(Extracted data entries)
--- START ---
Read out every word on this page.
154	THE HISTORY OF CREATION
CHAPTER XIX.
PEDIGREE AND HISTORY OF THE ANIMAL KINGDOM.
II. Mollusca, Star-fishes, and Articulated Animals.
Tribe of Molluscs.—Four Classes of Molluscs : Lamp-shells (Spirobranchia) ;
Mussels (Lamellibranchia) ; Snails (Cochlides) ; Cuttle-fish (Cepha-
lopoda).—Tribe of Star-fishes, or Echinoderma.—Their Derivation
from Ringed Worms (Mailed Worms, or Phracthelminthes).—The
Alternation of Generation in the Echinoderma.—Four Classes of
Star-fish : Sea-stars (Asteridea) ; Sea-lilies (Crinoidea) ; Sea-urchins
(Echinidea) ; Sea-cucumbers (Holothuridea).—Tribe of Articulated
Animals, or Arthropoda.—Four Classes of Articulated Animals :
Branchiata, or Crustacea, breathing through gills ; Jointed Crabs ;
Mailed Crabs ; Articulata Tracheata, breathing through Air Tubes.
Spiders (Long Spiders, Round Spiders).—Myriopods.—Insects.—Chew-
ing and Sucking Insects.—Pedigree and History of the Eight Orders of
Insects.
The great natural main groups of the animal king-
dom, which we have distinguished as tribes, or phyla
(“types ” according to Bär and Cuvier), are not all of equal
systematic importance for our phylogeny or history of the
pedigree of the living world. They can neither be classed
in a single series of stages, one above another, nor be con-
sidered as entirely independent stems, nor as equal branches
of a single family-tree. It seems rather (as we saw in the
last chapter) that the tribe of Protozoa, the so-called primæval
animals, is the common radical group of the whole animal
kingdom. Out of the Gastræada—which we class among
--- END ---
--- Objective ---
Reproduce the material precisely, including every line.

--- Solved problem ---
Read out every word on this page.
154	THE HISTORY OF CREATION
CHAPTER XIX.
PEDIGREE AND HISTORY OF THE ANIMAL KINGDOM.
II. Mollusca, Star-fishes, and Articulated Animals.
Tribe of Molluscs.—Four Classes of Molluscs : Lamp-shells (Spirobranchia) ;
Mussels (Lamellibranchia) ; Snails (Cochlides) ; Cuttle-fish (Cepha-
lopoda).—Tribe of Star-fishes, or Echinoderma.—Their Derivation
from Ringed Worms (Mailed Worms, or Phracthelminthes).—The
Alternation of Generation in the Echinoderma.—Four Classes of
Star-fish : Sea-stars (Asteridea) ; Sea-lilies (Crinoidea) ; Sea-urchins
(Echinidea) ; Sea-cucumbers (Holothuridea).—Tribe of Articulated
Animals, or Arthropoda.—Four Classes of Articulated Animals :
Branchiata, or Crustacea, breathing through gills ; Jointed Crabs ;
Mailed Crabs ; Articulata Tracheata, breathing through Air Tubes.
Spiders (Long Spiders, Round Spiders).—Myriopods.—Insects.—Chew-
ing and Sucking Insects.—Pedigree and History of the Eight Orders of
Insects.
The great natural main groups of the animal king-
dom, which we have distinguished as tribes, or phyla
(“types ” according to Bär and Cuvier), are not all of equal
systematic importance for our phylogeny or history of the
pedigree of the living world. They can neither be classed
in a single series of stages, one above another, nor be con-
sidered as entirely independent stems, nor as equal branches
of a single family-tree. It seems rather (as we saw in the
last chapter) that the tribe of Protozoa, the so-called primæval
animals, is the common radical group of the whole animal
kingdom. Out of the Gastræada—which we class among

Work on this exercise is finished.